**REQUIRED ACTIONS**
1 – In the opinion piece on BBC spending, which two broadcasters currently hold the rights to screen Championship League football games?
2 – Carry on the opinion piece on BBC spending from its final sentence, keeping its voice and argument.

I "almost fell out of bed" too when I heard the news – but only because I couldn't quite believe that the BBC would include such a naked piece of self-promotion as a leading item within the main national news bulletin.
Possibly some people at Broadcasting House thought that listeners would be thrilled to start the day in the knowledge that a portion of their licence fee would now be heading for Mr Bernie Ecclestone's already prodigiously endowed bank account – in return for interminable broadcast hours of indistinguishable cars driving round and round in circles. They must also think that we especially like the infernal din this makes, because a BBC spokesman specifically included radio as one of the "media platforms" through which "fans will be able to enjoy uninterrupted, state-of-the-art and innovative coverage from BBC Sport".
Perhaps it might have occurred to someone at the over-excited BBC that many more listeners do not really care which particular terrestrial channel has the rights to broadcast the vroom vrooms – and that some of us, indeed, might actively resent the idea that we will now be paying for it out of our licence fee. Since the moral justification for this peculiar and archaic form of poll-tax is expressed purely in terms of the public interest, we might reasonably ask how the public interest is served by the BBC outbidding another domestic broadcaster to show something which is already available to every television owner in the country.
In fairness to the BBC, there are some suggestions that ITV itself had decided to relinquish its coverage of Formula One; but this emphatically does not apply to the other piece of news which emerged earlier this week about the BBC's sporting ambitions. It was reported that the Corporation is prepared to bid "whatever it takes" to win the rights to screen Championship League football games – rights currently held by ITV and Sky Sports.
What makes this especially bizarre is that the BBC will need to bid substantially more than either ITV or Sky, because it will not be broadcasting any of the advertising from the league's six sponsors, and therefore will be required to compensate those sponsors (at our expense) for the absence of such advertising.
It is, obviously, not just in the area of sports where the public is paying a flat-rate tax to watch something of no cultural value on the BBC which it could see anyway on terrestrial independent television at no cost (other than the inconvenience of being subjected to advertising).
I do not share the popular outrage at the mere fact that Jonathan Ross earns £6m a year from broadcasting: if there is a big market for his particular brand of harmless vulgarity then he is welcome to reap the financial benefits. What I can't divine is what public interest is served by having his endless double entendres broadcast on the BBC rather than on any other networks. Why is it appropriate that his £18m three year contract is funded by us rather than by advertisers?

**DATA EXTRACT**
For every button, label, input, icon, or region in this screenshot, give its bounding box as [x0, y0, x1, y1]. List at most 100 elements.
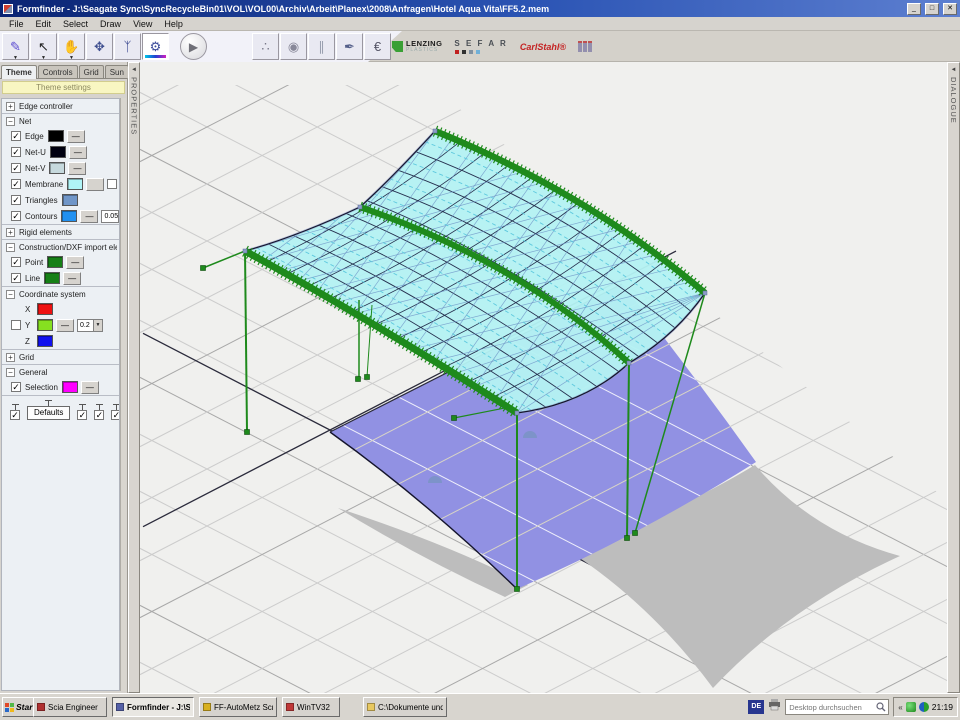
start-button[interactable]: Start — [2, 697, 36, 717]
membrane-on-checkbox[interactable] — [107, 179, 117, 189]
dialogue-splitter[interactable]: ◄ DIALOGUE — [947, 62, 960, 693]
net-v-style-button[interactable]: — — [68, 162, 86, 175]
net-u-style-button[interactable]: — — [69, 146, 87, 159]
line-checkbox[interactable]: ✓ — [11, 273, 21, 283]
point-color-swatch[interactable] — [47, 256, 63, 268]
triangles-color-swatch[interactable] — [62, 194, 78, 206]
section-header: −Net — [2, 114, 119, 128]
menu-item-select[interactable]: Select — [57, 18, 94, 30]
z-color-swatch[interactable] — [37, 335, 53, 347]
task-button-2[interactable]: Formfinder - J:\Seaga... — [112, 697, 194, 717]
edge-style-button[interactable]: — — [67, 130, 85, 143]
contours-value-dropdown[interactable]: 0.05▼ — [101, 210, 120, 223]
cost-euro-tool[interactable]: € — [364, 33, 391, 60]
tab-grid[interactable]: Grid — [79, 65, 104, 78]
defaults-checkbox-2[interactable]: ✓ — [77, 410, 87, 420]
menu-item-file[interactable]: File — [3, 18, 30, 30]
restore-button[interactable]: □ — [925, 3, 939, 15]
defaults-checkbox-4[interactable]: ✓ — [111, 410, 120, 420]
vitruvian-figure-tool[interactable]: ᛉ — [114, 33, 141, 60]
x-color-swatch[interactable] — [37, 303, 53, 315]
menu-item-draw[interactable]: Draw — [94, 18, 127, 30]
point-style-button[interactable]: — — [66, 256, 84, 269]
panel-scrollbar[interactable] — [120, 98, 126, 691]
run-formfinding-button[interactable]: ▶ — [180, 33, 207, 60]
defaults-checkbox-3[interactable]: ✓ — [94, 410, 104, 420]
tab-theme[interactable]: Theme — [1, 65, 37, 79]
dropdown-arrow-icon[interactable]: ▼ — [41, 55, 46, 61]
taskbar-search-input[interactable] — [786, 703, 874, 712]
tray-icon-globe[interactable] — [919, 702, 929, 712]
contours-color-swatch[interactable] — [61, 210, 77, 222]
printer-icon[interactable] — [768, 698, 781, 716]
grab-hand-tool[interactable]: ✋▼ — [58, 33, 85, 60]
tab-controls[interactable]: Controls — [38, 65, 78, 78]
transform-points-tool[interactable]: ✥ — [86, 33, 113, 60]
section-toggle-icon[interactable]: − — [6, 368, 15, 377]
snapshot-camera-tool[interactable]: ◉ — [280, 33, 307, 60]
section-toggle-icon[interactable]: − — [6, 290, 15, 299]
menu-item-edit[interactable]: Edit — [30, 18, 58, 30]
tray-icon-green[interactable] — [906, 702, 916, 712]
task-button-5[interactable]: C:\Dokumente und Einst... — [363, 697, 447, 717]
draw-pencil-tool[interactable]: ✎▼ — [2, 33, 29, 60]
sefar-logo: S E F A R — [454, 40, 507, 54]
membrane-checkbox[interactable]: ✓ — [11, 179, 21, 189]
close-button[interactable]: ✕ — [943, 3, 957, 15]
pen-annotate-tool[interactable]: ✒ — [336, 33, 363, 60]
app-icon — [3, 4, 13, 14]
title-bar[interactable]: Formfinder - J:\Seagate Sync\SyncRecycle… — [0, 0, 960, 17]
dropdown-arrow-icon[interactable]: ▼ — [13, 55, 18, 61]
taskbar: Start Scia EngineerFormfinder - J:\Seaga… — [0, 693, 960, 720]
section-toggle-icon[interactable]: + — [6, 228, 15, 237]
select-cursor-tool[interactable]: ↖▼ — [30, 33, 57, 60]
triangles-checkbox[interactable]: ✓ — [11, 195, 21, 205]
net-v-checkbox[interactable]: ✓ — [11, 163, 21, 173]
task-button-4[interactable]: WinTV32 — [282, 697, 340, 717]
y-value-dropdown[interactable]: 0.2▼ — [77, 319, 103, 332]
task-button-3[interactable]: FF-AutoMetz Screenshot... — [199, 697, 277, 717]
chevron-down-icon[interactable]: ▼ — [93, 320, 102, 331]
selection-checkbox[interactable]: ✓ — [11, 382, 21, 392]
defaults-button[interactable]: Defaults — [27, 406, 70, 420]
y-color-swatch[interactable] — [37, 319, 53, 331]
search-icon[interactable] — [874, 700, 888, 714]
membrane-color-swatch[interactable] — [67, 178, 83, 190]
minimize-button[interactable]: _ — [907, 3, 921, 15]
task-button-1[interactable]: Scia Engineer — [33, 697, 107, 717]
net-u-color-swatch[interactable] — [50, 146, 66, 158]
contours-style-button[interactable]: — — [80, 210, 98, 223]
point-checkbox[interactable]: ✓ — [11, 257, 21, 267]
line-color-swatch[interactable] — [44, 272, 60, 284]
edge-checkbox[interactable]: ✓ — [11, 131, 21, 141]
tab-sun[interactable]: Sun — [105, 65, 129, 78]
properties-splitter[interactable]: ◄ PROPERTIES — [128, 62, 140, 693]
section-toggle-icon[interactable]: − — [6, 243, 15, 252]
y-checkbox[interactable] — [11, 320, 21, 330]
line-style-button[interactable]: — — [63, 272, 81, 285]
menu-item-help[interactable]: Help — [158, 18, 189, 30]
tray-expand-icon[interactable]: « — [898, 703, 902, 712]
language-indicator[interactable]: DE — [748, 700, 764, 714]
selection-style-button[interactable]: — — [81, 381, 99, 394]
menu-item-view[interactable]: View — [127, 18, 158, 30]
edge-color-swatch[interactable] — [48, 130, 64, 142]
section-toggle-icon[interactable]: + — [6, 353, 15, 362]
theme-settings-tool[interactable]: ⚙ — [142, 33, 169, 60]
y-style-button[interactable]: — — [56, 319, 74, 332]
section-toggle-icon[interactable]: + — [6, 102, 15, 111]
collapse-left-icon[interactable]: ◄ — [131, 67, 137, 73]
membrane-style-button[interactable] — [86, 178, 104, 191]
selection-color-swatch[interactable] — [62, 381, 78, 393]
net-u-checkbox[interactable]: ✓ — [11, 147, 21, 157]
defaults-checkbox-1[interactable]: ✓ — [10, 410, 20, 420]
contours-checkbox[interactable]: ✓ — [11, 211, 21, 221]
row-controls: — — [62, 381, 120, 394]
points-cloud-tool[interactable]: ∴ — [252, 33, 279, 60]
columns-tool[interactable]: ∥ — [308, 33, 335, 60]
net-v-color-swatch[interactable] — [49, 162, 65, 174]
dropdown-arrow-icon[interactable]: ▼ — [69, 55, 74, 61]
3d-viewport[interactable] — [140, 62, 947, 693]
collapse-right-icon[interactable]: ◄ — [951, 67, 957, 73]
section-toggle-icon[interactable]: − — [6, 117, 15, 126]
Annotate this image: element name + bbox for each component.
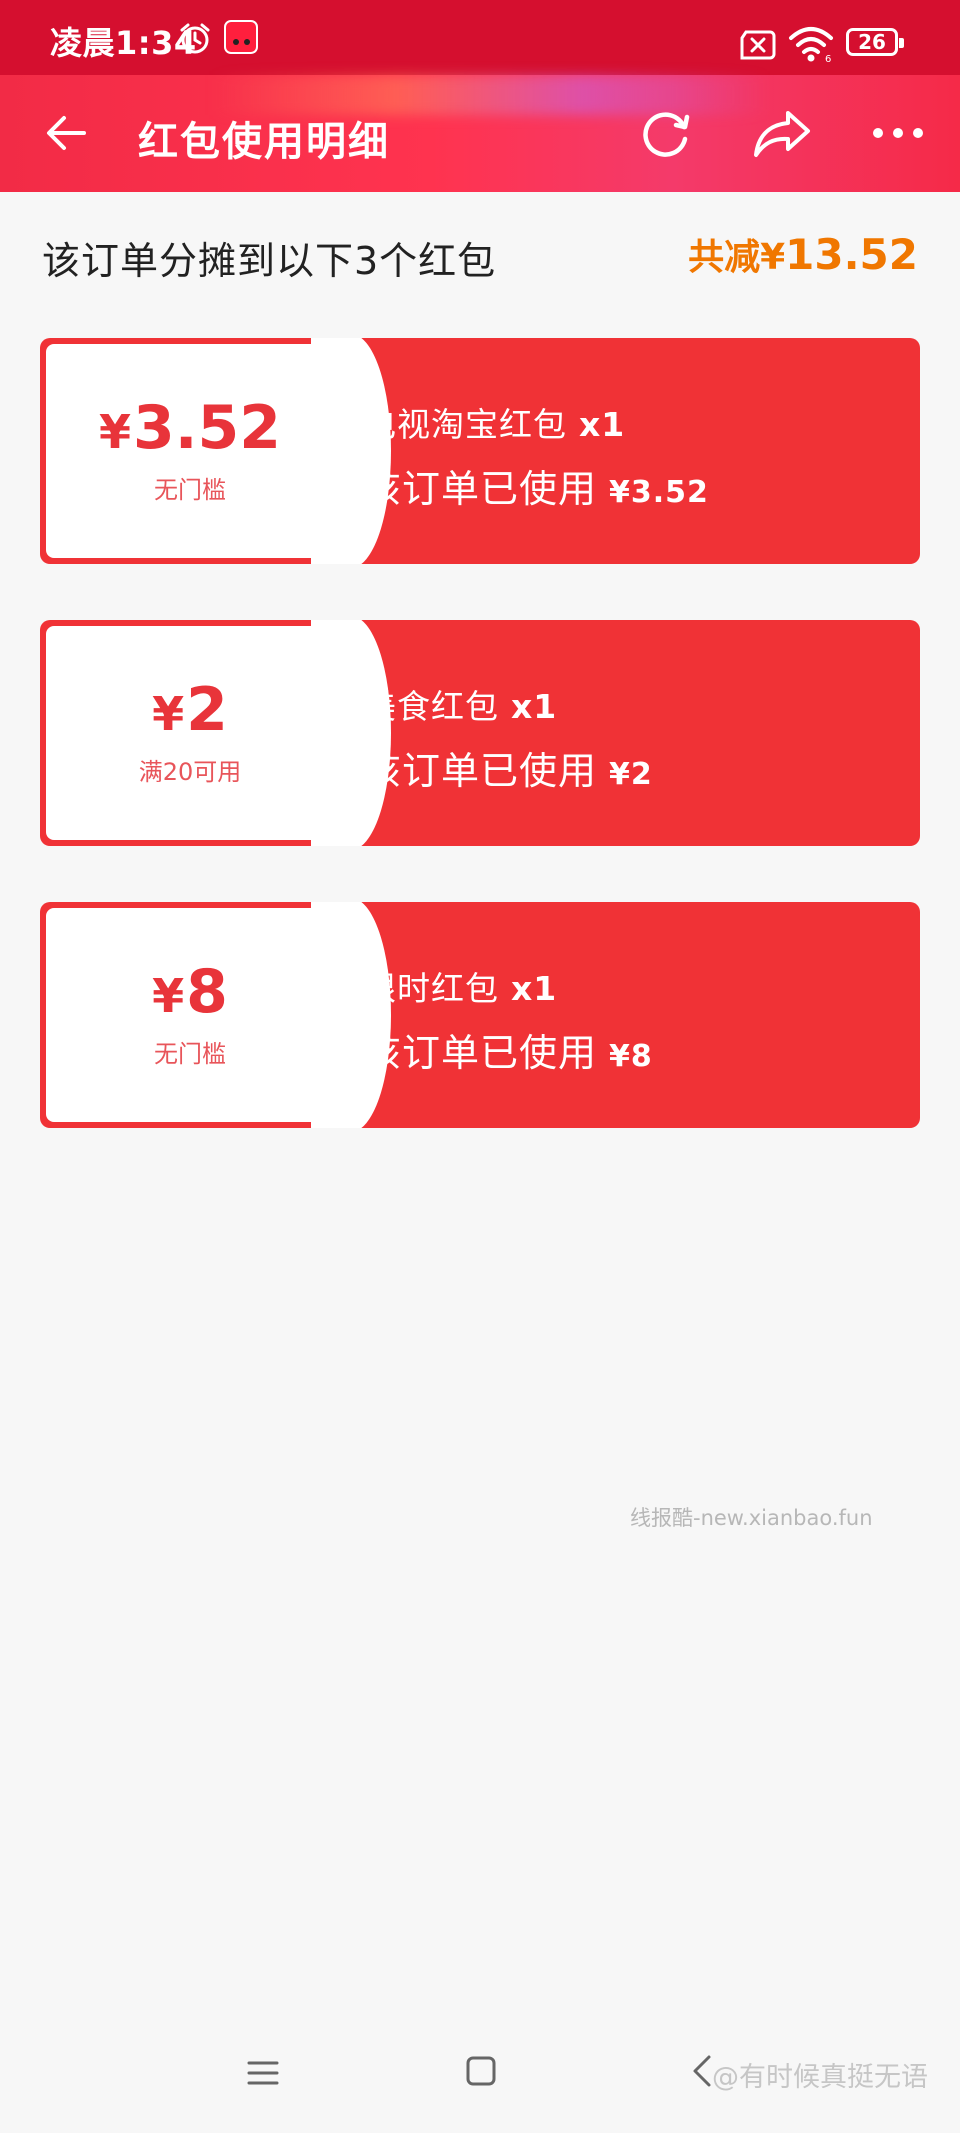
tmall-app-icon [224,20,258,54]
card-amount: ¥3.52 [98,393,282,463]
red-packet-card[interactable]: ¥2 满20可用 美食红包 x1 该订单已使用 ¥2 [40,620,920,846]
back-icon[interactable] [690,2053,714,2089]
home-icon[interactable] [465,2055,497,2087]
red-packet-card[interactable]: ¥8 无门槛 限时红包 x1 该订单已使用 ¥8 [40,902,920,1128]
summary-text: 该订单分摊到以下3个红包 [42,239,497,283]
card-name: 美食红包 x1 [363,687,558,726]
card-amount: ¥8 [152,957,228,1027]
top-nav-bar: 红包使用明细 [0,75,960,192]
card-condition: 无门槛 [154,1040,226,1068]
no-sim-icon [740,30,776,60]
card-used: 该订单已使用 ¥3.52 [363,467,709,511]
total-discount: 共减¥13.52 [688,228,918,280]
card-condition: 满20可用 [138,758,242,786]
total-prefix: 共减¥ [688,237,786,278]
card-condition: 无门槛 [154,476,226,504]
page-title: 红包使用明细 [138,119,390,165]
weibo-watermark: @有时候真挺无语 [712,2062,928,2093]
card-name: 电视淘宝红包 x1 [363,405,626,444]
watermark-text: 线报酷-new.xianbao.fun [630,1506,873,1530]
card-name: 限时红包 x1 [363,969,558,1008]
card-amount: ¥2 [152,675,228,745]
wifi-icon: 6 [789,27,833,64]
total-amount: 13.52 [785,230,918,279]
status-time: 凌晨1:34 [50,24,197,62]
battery-icon: 26 [846,28,904,56]
red-packet-card[interactable]: ¥3.52 无门槛 电视淘宝红包 x1 该订单已使用 ¥3.52 [40,338,920,564]
share-icon[interactable] [752,107,812,159]
battery-level: 26 [858,30,886,54]
alarm-icon [180,23,210,54]
back-arrow-icon[interactable] [44,113,88,153]
more-icon[interactable] [870,123,926,143]
card-used: 该订单已使用 ¥8 [363,1031,653,1075]
menu-icon[interactable] [246,2058,280,2088]
svg-text:6: 6 [825,54,831,64]
card-used: 该订单已使用 ¥2 [363,749,653,793]
refresh-icon[interactable] [638,105,694,161]
status-bar: 凌晨1:34 6 26 [0,0,960,75]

**RESPONSE LIST**
1 – ITV and Sky Sports.

2 –
The Director General of the BBC, Mark Thompson, defended Ross's salary on the grounds that "were Jonathan to leave the BBC I think our licence fee payers would be disappointed." This seems odd, on at least two counts. Everyone who owns a television set is a licence fee payer. Therefore we can also watch ITV, where Ross would doubtless have pitched up, absent the £18m bid from the BBC. He would, for better or worse, not be lost to the nation if the BBC had failed to bid enough.
In any case, the days have long gone when viewers faithfully stayed with the BBC, rather than watch other channels. Younger viewers – presumably Jonathan Ross' target audience – channel-hop promiscuously, with no sense of being affiliated to any one broadcaster. Why should they be "disappointed" if they have to press one button rather than another to watch Jonathan Ross asking David Cameron if as a teenager he had experienced sexual fantasies about Margaret Thatcher?
The BBC Director General's reference to "our licence fee payers" is in one respect very pertinent. While the £135.50 a year (going up next month to £139.50) is charged to everyone who owns a television, it is paid only to the BBC. In this context, I have always found it quite amusing that none of the documentation you receive when paying the licence fee ever refers to the BBC. Its name is entirely absent from the forms you fill out to pay for the Corporation's output.
Technically, it is true that the licence in question is for the ownership of a television set. This is now a bizarre notion, when you come to think of it. Perhaps it was appropriate when it was first imposed: then the only broadcaster was the BBC, so there was nothing available on the machine in question which was not provided, in effect, by the state.
Nowadays we watch "television programmes" more and more on computers. That is a pattern which is likely only to increase further. Yet no government would now dare to suggest that we should be charged a licence fee to own a personal computer, in order to fund the BBC material we might watch on it. Actually, a few years back, a Government Green paper on broadcasting did float just such an idea: it was instantly and unsurprisingly dismissed as altogether unacceptable to the public.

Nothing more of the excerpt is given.